Write out the data below in full, unchanged, minus the images.

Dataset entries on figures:
--- START ---

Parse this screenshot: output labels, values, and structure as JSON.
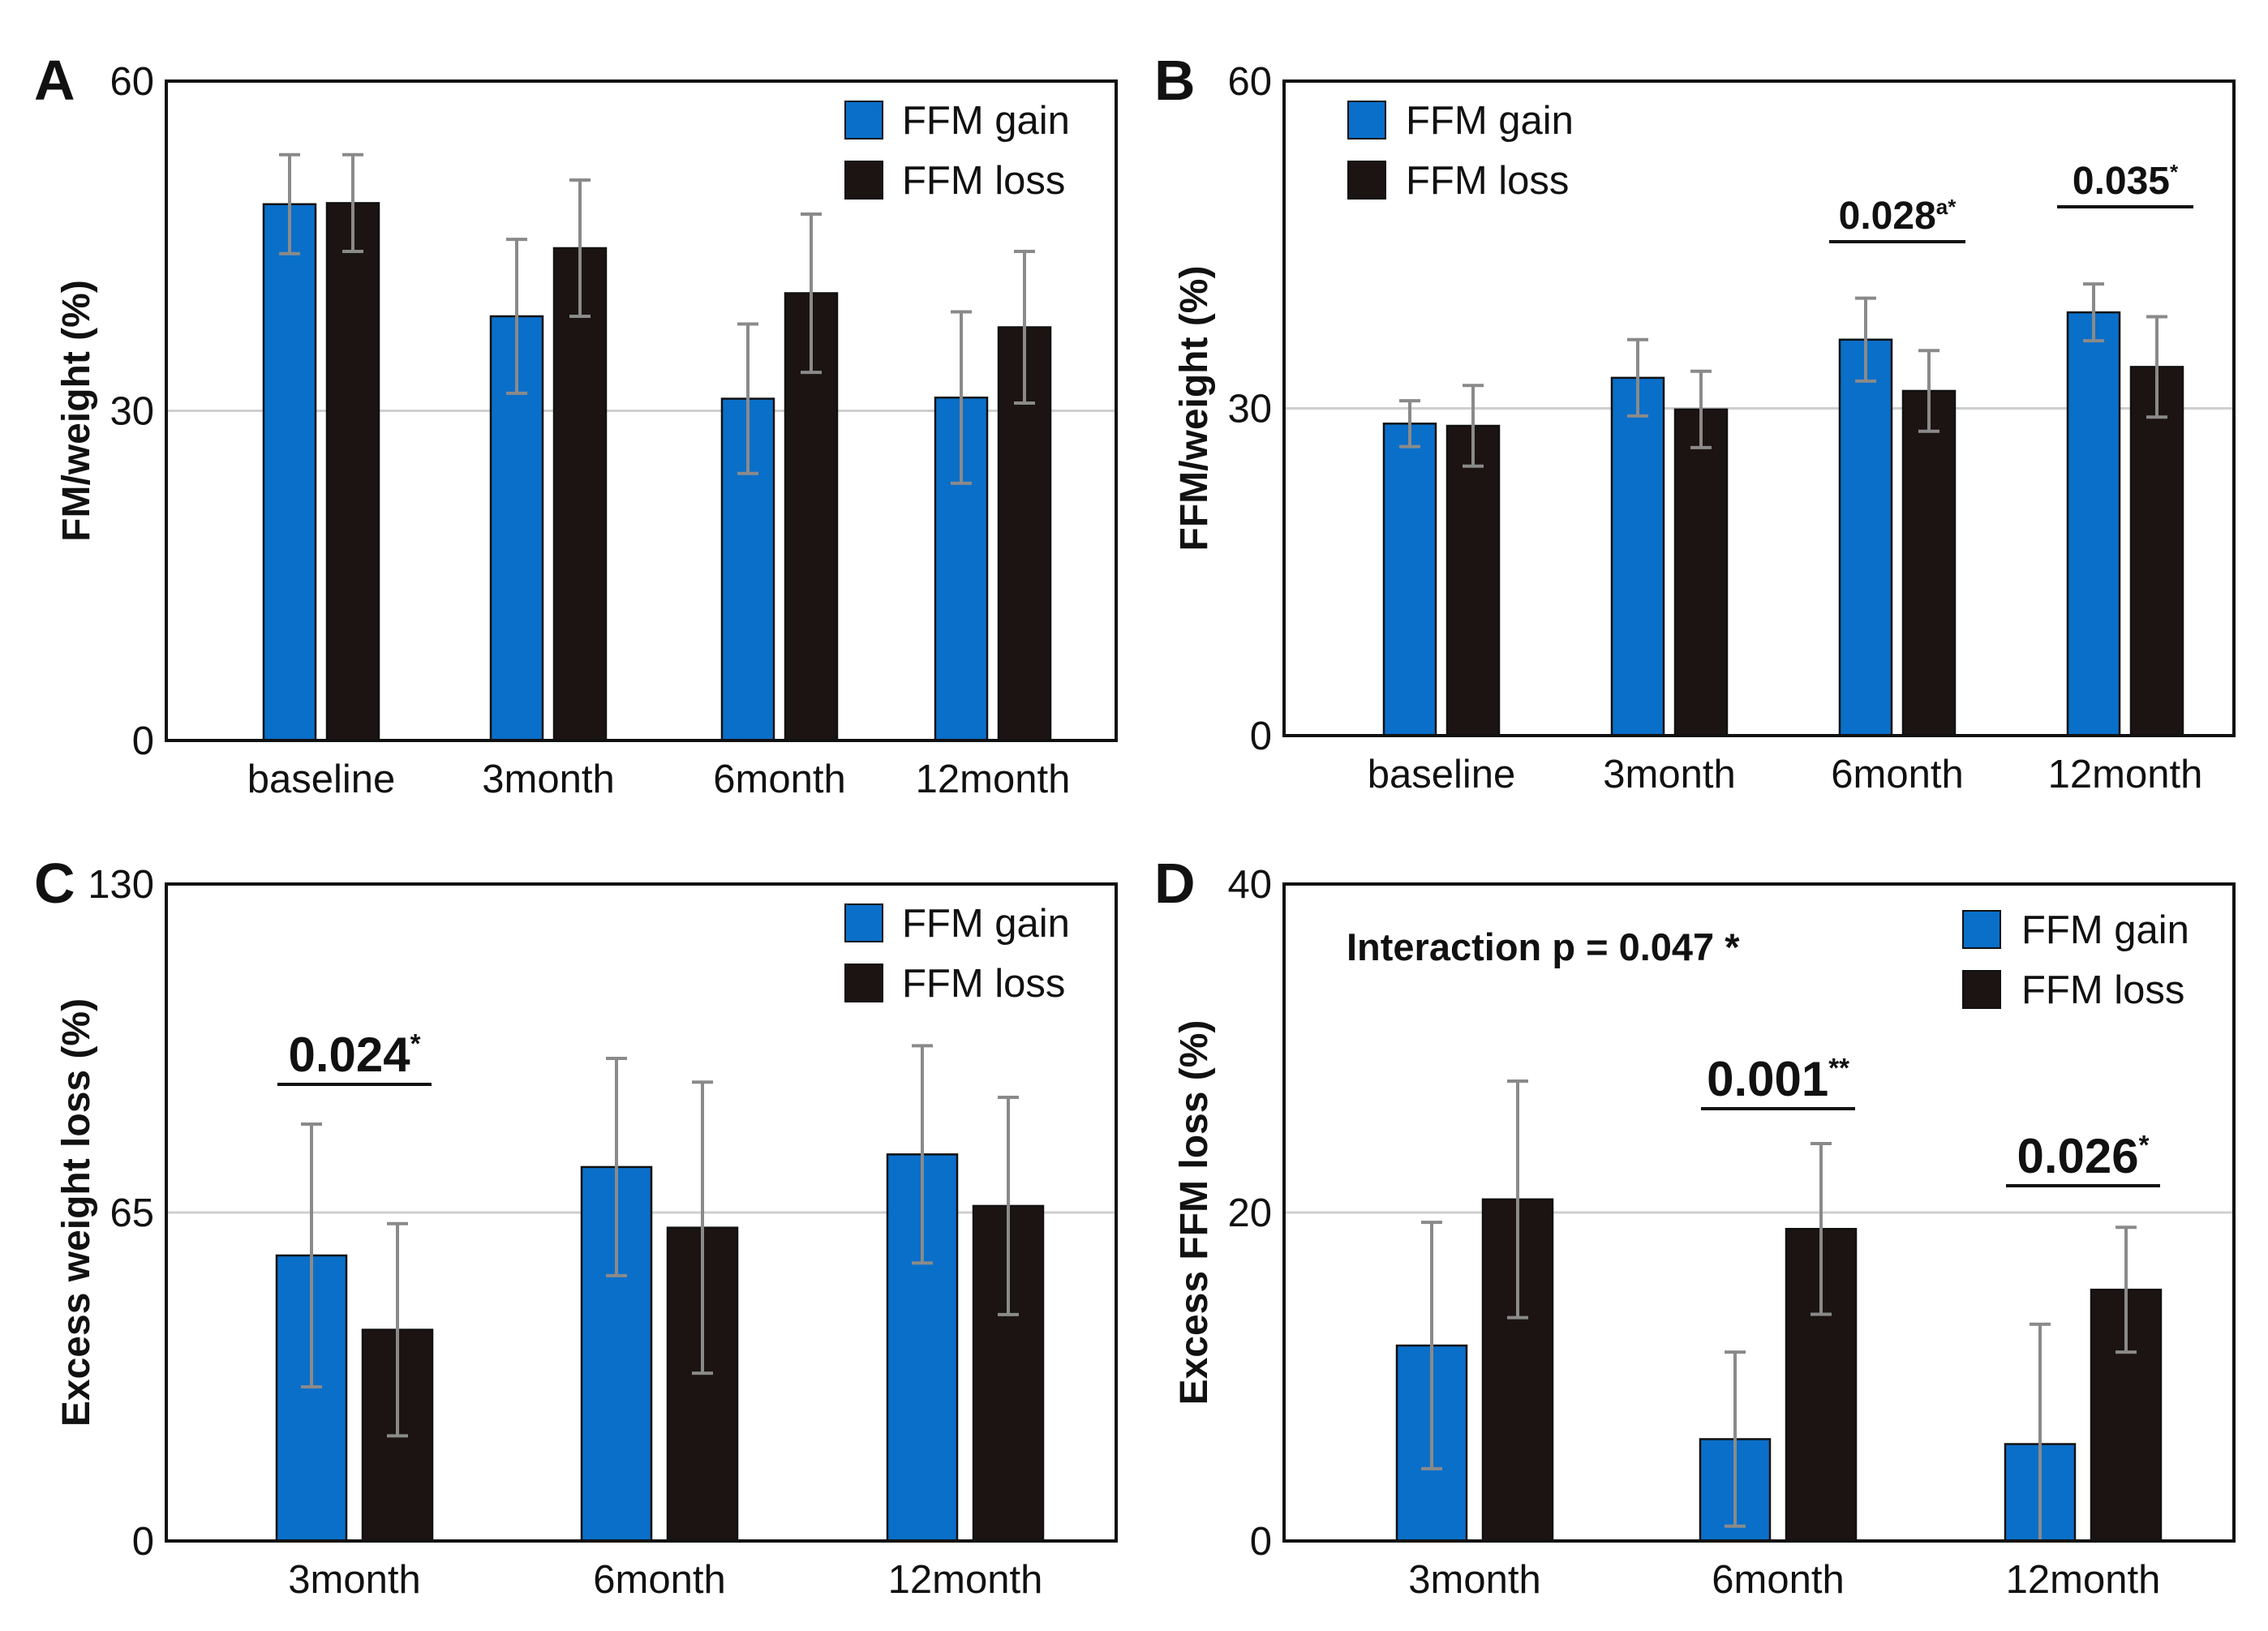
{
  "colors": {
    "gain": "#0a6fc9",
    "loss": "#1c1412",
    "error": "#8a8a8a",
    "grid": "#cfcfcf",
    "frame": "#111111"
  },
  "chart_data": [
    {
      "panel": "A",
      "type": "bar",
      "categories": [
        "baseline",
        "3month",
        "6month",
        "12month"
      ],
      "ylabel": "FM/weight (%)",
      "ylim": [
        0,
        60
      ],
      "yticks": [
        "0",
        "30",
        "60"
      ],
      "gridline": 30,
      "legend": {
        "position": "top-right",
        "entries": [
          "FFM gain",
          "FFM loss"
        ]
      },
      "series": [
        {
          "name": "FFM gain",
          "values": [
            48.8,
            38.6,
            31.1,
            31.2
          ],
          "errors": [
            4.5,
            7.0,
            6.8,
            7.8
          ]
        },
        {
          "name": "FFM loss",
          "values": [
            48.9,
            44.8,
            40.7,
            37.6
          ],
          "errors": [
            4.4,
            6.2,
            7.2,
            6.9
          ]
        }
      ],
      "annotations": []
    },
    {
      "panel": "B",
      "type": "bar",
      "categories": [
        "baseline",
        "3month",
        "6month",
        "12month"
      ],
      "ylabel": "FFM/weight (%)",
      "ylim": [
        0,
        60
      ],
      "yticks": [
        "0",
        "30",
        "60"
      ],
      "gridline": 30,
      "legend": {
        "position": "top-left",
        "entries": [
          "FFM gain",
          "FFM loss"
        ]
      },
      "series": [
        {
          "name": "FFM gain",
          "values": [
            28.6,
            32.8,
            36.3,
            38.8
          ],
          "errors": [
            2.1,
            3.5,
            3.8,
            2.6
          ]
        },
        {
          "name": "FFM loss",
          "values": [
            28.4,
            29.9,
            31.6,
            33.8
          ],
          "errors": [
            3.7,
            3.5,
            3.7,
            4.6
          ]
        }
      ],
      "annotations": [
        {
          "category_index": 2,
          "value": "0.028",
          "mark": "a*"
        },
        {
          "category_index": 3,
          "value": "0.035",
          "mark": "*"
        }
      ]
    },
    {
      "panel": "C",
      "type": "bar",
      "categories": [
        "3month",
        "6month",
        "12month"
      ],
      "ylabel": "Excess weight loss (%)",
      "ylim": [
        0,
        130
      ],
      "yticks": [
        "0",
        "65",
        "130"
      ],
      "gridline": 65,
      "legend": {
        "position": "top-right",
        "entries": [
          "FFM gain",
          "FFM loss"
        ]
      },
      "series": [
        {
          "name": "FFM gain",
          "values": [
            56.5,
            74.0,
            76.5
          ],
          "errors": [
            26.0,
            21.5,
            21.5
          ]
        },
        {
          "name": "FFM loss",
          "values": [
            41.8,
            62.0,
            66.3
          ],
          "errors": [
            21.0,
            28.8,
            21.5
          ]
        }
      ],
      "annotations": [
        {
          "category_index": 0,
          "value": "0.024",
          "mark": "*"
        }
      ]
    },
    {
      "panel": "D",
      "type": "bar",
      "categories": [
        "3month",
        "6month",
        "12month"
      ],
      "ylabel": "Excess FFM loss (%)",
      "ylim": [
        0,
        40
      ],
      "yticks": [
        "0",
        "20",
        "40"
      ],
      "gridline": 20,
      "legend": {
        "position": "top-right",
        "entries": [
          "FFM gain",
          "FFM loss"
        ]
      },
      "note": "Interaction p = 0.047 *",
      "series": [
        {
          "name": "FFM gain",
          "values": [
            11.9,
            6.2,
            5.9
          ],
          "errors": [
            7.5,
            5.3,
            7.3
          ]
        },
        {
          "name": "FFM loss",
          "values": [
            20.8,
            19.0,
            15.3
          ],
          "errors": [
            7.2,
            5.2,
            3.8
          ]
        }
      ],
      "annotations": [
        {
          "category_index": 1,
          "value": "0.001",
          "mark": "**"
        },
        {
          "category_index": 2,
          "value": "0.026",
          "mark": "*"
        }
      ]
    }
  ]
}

--- END ---

**WRITTEN SOLUTION**
Parse this screenshot: output labels, values, and structure as JSON.
{
  "colors": {
    "gain": "#0a6fc9",
    "loss": "#1c1412",
    "error": "#8a8a8a",
    "grid": "#cfcfcf",
    "frame": "#111111"
  },
  "chart_data": [
    {
      "panel": "A",
      "type": "bar",
      "categories": [
        "baseline",
        "3month",
        "6month",
        "12month"
      ],
      "ylabel": "FM/weight (%)",
      "ylim": [
        0,
        60
      ],
      "yticks": [
        "0",
        "30",
        "60"
      ],
      "gridline": 30,
      "legend": {
        "position": "top-right",
        "entries": [
          "FFM gain",
          "FFM loss"
        ]
      },
      "series": [
        {
          "name": "FFM gain",
          "values": [
            48.8,
            38.6,
            31.1,
            31.2
          ],
          "errors": [
            4.5,
            7.0,
            6.8,
            7.8
          ]
        },
        {
          "name": "FFM loss",
          "values": [
            48.9,
            44.8,
            40.7,
            37.6
          ],
          "errors": [
            4.4,
            6.2,
            7.2,
            6.9
          ]
        }
      ],
      "annotations": []
    },
    {
      "panel": "B",
      "type": "bar",
      "categories": [
        "baseline",
        "3month",
        "6month",
        "12month"
      ],
      "ylabel": "FFM/weight (%)",
      "ylim": [
        0,
        60
      ],
      "yticks": [
        "0",
        "30",
        "60"
      ],
      "gridline": 30,
      "legend": {
        "position": "top-left",
        "entries": [
          "FFM gain",
          "FFM loss"
        ]
      },
      "series": [
        {
          "name": "FFM gain",
          "values": [
            28.6,
            32.8,
            36.3,
            38.8
          ],
          "errors": [
            2.1,
            3.5,
            3.8,
            2.6
          ]
        },
        {
          "name": "FFM loss",
          "values": [
            28.4,
            29.9,
            31.6,
            33.8
          ],
          "errors": [
            3.7,
            3.5,
            3.7,
            4.6
          ]
        }
      ],
      "annotations": [
        {
          "category_index": 2,
          "value": "0.028",
          "mark": "a*"
        },
        {
          "category_index": 3,
          "value": "0.035",
          "mark": "*"
        }
      ]
    },
    {
      "panel": "C",
      "type": "bar",
      "categories": [
        "3month",
        "6month",
        "12month"
      ],
      "ylabel": "Excess weight loss (%)",
      "ylim": [
        0,
        130
      ],
      "yticks": [
        "0",
        "65",
        "130"
      ],
      "gridline": 65,
      "legend": {
        "position": "top-right",
        "entries": [
          "FFM gain",
          "FFM loss"
        ]
      },
      "series": [
        {
          "name": "FFM gain",
          "values": [
            56.5,
            74.0,
            76.5
          ],
          "errors": [
            26.0,
            21.5,
            21.5
          ]
        },
        {
          "name": "FFM loss",
          "values": [
            41.8,
            62.0,
            66.3
          ],
          "errors": [
            21.0,
            28.8,
            21.5
          ]
        }
      ],
      "annotations": [
        {
          "category_index": 0,
          "value": "0.024",
          "mark": "*"
        }
      ]
    },
    {
      "panel": "D",
      "type": "bar",
      "categories": [
        "3month",
        "6month",
        "12month"
      ],
      "ylabel": "Excess FFM loss (%)",
      "ylim": [
        0,
        40
      ],
      "yticks": [
        "0",
        "20",
        "40"
      ],
      "gridline": 20,
      "legend": {
        "position": "top-right",
        "entries": [
          "FFM gain",
          "FFM loss"
        ]
      },
      "note": "Interaction p = 0.047 *",
      "series": [
        {
          "name": "FFM gain",
          "values": [
            11.9,
            6.2,
            5.9
          ],
          "errors": [
            7.5,
            5.3,
            7.3
          ]
        },
        {
          "name": "FFM loss",
          "values": [
            20.8,
            19.0,
            15.3
          ],
          "errors": [
            7.2,
            5.2,
            3.8
          ]
        }
      ],
      "annotations": [
        {
          "category_index": 1,
          "value": "0.001",
          "mark": "**"
        },
        {
          "category_index": 2,
          "value": "0.026",
          "mark": "*"
        }
      ]
    }
  ]
}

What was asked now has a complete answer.